=== DATA PROVIDED ===

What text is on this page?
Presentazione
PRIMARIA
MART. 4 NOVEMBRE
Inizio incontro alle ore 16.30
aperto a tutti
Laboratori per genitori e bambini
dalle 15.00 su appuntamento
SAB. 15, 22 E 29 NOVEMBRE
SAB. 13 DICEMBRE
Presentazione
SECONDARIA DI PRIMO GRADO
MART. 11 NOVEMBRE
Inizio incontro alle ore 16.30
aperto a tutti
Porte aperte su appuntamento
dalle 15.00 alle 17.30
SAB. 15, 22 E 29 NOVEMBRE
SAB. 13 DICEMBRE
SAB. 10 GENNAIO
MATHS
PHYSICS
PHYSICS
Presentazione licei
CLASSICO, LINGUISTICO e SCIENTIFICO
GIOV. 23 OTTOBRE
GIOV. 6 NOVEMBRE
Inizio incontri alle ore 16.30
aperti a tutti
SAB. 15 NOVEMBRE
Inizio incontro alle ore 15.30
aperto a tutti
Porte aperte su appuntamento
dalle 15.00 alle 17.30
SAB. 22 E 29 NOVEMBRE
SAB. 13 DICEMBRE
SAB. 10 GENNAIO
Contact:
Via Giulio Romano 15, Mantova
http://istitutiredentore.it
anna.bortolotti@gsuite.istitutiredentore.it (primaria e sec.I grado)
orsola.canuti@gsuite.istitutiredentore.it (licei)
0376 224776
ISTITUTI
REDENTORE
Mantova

--

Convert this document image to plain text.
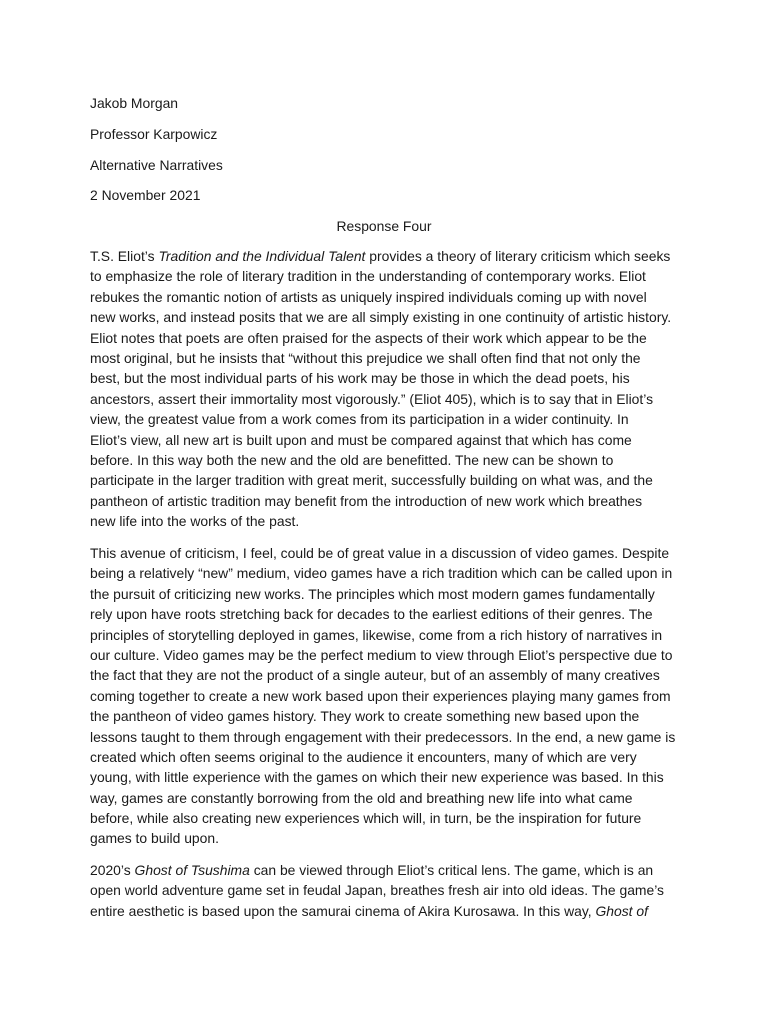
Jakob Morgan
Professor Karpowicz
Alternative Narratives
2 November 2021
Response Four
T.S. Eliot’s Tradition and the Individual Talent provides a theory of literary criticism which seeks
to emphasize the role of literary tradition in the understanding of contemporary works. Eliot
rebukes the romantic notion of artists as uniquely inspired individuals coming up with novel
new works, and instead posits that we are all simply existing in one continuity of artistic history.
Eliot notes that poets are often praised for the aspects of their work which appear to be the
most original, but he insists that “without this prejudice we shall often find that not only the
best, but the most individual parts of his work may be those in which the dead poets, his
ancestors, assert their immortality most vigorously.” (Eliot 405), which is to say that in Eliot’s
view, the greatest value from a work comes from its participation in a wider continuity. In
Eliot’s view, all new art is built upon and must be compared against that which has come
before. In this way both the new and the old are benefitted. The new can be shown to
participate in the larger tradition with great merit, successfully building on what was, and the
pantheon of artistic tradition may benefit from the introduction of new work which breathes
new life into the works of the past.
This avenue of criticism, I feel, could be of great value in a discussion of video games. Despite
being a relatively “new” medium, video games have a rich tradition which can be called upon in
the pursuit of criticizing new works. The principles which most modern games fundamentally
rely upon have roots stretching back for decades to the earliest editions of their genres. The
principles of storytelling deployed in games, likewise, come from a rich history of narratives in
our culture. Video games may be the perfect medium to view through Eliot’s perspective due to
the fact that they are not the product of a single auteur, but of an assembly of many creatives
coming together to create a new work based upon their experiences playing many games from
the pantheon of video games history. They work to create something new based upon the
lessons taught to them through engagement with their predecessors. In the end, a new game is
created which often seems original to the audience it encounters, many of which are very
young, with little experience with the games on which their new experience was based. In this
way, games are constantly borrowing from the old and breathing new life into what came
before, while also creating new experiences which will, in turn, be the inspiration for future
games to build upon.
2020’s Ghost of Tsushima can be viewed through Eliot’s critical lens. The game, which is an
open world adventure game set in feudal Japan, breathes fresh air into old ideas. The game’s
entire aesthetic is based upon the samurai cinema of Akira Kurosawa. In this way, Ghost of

=== OBJECTIVE ===
Pull every line containing the word "before" out of the entries above.

=== THE ANSWER ===
before. In this way both the new and the old are benefitted. The new can be shown to
before, while also creating new experiences which will, in turn, be the inspiration for future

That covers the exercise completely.